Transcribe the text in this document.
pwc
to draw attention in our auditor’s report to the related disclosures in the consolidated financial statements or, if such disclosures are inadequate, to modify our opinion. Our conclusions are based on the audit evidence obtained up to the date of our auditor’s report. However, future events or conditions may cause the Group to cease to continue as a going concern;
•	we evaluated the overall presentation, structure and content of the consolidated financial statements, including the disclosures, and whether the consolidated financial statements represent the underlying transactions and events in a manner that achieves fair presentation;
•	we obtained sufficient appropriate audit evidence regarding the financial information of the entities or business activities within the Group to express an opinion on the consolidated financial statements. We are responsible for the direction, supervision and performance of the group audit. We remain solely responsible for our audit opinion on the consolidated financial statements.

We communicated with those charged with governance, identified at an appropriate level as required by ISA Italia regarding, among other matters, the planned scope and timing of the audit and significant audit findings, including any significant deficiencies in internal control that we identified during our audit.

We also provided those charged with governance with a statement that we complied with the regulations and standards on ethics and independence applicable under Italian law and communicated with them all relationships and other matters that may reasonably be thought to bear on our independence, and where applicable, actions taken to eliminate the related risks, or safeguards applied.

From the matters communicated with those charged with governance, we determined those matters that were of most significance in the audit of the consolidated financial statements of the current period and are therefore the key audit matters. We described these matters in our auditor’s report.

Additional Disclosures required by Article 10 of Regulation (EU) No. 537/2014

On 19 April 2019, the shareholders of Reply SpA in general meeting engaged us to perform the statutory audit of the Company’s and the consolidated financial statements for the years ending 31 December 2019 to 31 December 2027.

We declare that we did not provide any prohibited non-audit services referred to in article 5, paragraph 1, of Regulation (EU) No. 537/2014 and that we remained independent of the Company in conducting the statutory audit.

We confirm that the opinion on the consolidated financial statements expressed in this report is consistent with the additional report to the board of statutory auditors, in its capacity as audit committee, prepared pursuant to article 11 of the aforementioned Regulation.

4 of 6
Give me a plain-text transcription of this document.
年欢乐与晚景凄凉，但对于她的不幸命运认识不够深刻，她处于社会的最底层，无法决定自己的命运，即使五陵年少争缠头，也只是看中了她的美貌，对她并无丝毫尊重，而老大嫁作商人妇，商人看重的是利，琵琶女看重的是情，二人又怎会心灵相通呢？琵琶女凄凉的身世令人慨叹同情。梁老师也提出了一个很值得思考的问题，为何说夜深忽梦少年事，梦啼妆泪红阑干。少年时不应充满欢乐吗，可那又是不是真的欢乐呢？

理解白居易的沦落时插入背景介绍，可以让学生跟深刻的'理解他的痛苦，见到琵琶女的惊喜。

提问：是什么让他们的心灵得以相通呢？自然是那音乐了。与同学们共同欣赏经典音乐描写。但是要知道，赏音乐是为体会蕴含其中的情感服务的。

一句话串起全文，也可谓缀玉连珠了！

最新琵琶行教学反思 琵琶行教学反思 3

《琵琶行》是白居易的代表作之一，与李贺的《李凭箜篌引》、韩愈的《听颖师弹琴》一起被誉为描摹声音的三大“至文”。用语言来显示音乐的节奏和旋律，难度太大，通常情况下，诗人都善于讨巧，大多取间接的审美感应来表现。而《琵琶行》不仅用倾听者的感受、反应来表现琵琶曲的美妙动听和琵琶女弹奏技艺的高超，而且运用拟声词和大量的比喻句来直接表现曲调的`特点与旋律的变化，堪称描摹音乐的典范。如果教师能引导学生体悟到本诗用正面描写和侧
=======
Exercise goal: Only the lines from the one that contains "Give me a plain-text" through the last line should be repeated, each exactly as it stands, with both ends included.

Task result:
Give me a plain-text transcription of this document.
年欢乐与晚景凄凉，但对于她的不幸命运认识不够深刻，她处于社会的最底层，无法决定自己的命运，即使五陵年少争缠头，也只是看中了她的美貌，对她并无丝毫尊重，而老大嫁作商人妇，商人看重的是利，琵琶女看重的是情，二人又怎会心灵相通呢？琵琶女凄凉的身世令人慨叹同情。梁老师也提出了一个很值得思考的问题，为何说夜深忽梦少年事，梦啼妆泪红阑干。少年时不应充满欢乐吗，可那又是不是真的欢乐呢？

理解白居易的沦落时插入背景介绍，可以让学生跟深刻的'理解他的痛苦，见到琵琶女的惊喜。

提问：是什么让他们的心灵得以相通呢？自然是那音乐了。与同学们共同欣赏经典音乐描写。但是要知道，赏音乐是为体会蕴含其中的情感服务的。

一句话串起全文，也可谓缀玉连珠了！

最新琵琶行教学反思 琵琶行教学反思 3

《琵琶行》是白居易的代表作之一，与李贺的《李凭箜篌引》、韩愈的《听颖师弹琴》一起被誉为描摹声音的三大“至文”。用语言来显示音乐的节奏和旋律，难度太大，通常情况下，诗人都善于讨巧，大多取间接的审美感应来表现。而《琵琶行》不仅用倾听者的感受、反应来表现琵琶曲的美妙动听和琵琶女弹奏技艺的高超，而且运用拟声词和大量的比喻句来直接表现曲调的`特点与旋律的变化，堪称描摹音乐的典范。如果教师能引导学生体悟到本诗用正面描写和侧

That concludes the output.